Requirements.
Here are some records. Copy each one exactly.
------------------------------------------------------------------------
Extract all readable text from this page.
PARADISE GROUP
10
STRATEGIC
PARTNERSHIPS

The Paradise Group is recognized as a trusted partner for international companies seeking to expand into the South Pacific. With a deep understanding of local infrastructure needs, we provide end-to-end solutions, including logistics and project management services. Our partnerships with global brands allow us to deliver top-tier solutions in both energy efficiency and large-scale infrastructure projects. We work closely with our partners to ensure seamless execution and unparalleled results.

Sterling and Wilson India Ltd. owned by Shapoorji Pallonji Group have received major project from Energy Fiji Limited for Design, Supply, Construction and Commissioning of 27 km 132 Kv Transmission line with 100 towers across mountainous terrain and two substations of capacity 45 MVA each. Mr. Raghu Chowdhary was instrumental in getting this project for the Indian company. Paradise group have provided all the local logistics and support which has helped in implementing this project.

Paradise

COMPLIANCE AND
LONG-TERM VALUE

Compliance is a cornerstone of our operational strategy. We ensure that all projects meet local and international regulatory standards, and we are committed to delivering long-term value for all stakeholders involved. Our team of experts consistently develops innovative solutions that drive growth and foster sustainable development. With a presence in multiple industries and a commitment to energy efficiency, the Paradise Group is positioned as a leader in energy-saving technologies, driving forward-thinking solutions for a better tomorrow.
------------------------------------------------------------------------
Complete output.
Extract all readable text from this page.
PARADISE GROUP
10
STRATEGIC
PARTNERSHIPS

The Paradise Group is recognized as a trusted partner for international companies seeking to expand into the South Pacific. With a deep understanding of local infrastructure needs, we provide end-to-end solutions, including logistics and project management services. Our partnerships with global brands allow us to deliver top-tier solutions in both energy efficiency and large-scale infrastructure projects. We work closely with our partners to ensure seamless execution and unparalleled results.

Sterling and Wilson India Ltd. owned by Shapoorji Pallonji Group have received major project from Energy Fiji Limited for Design, Supply, Construction and Commissioning of 27 km 132 Kv Transmission line with 100 towers across mountainous terrain and two substations of capacity 45 MVA each. Mr. Raghu Chowdhary was instrumental in getting this project for the Indian company. Paradise group have provided all the local logistics and support which has helped in implementing this project.

Paradise

COMPLIANCE AND
LONG-TERM VALUE

Compliance is a cornerstone of our operational strategy. We ensure that all projects meet local and international regulatory standards, and we are committed to delivering long-term value for all stakeholders involved. Our team of experts consistently develops innovative solutions that drive growth and foster sustainable development. With a presence in multiple industries and a commitment to energy efficiency, the Paradise Group is positioned as a leader in energy-saving technologies, driving forward-thinking solutions for a better tomorrow.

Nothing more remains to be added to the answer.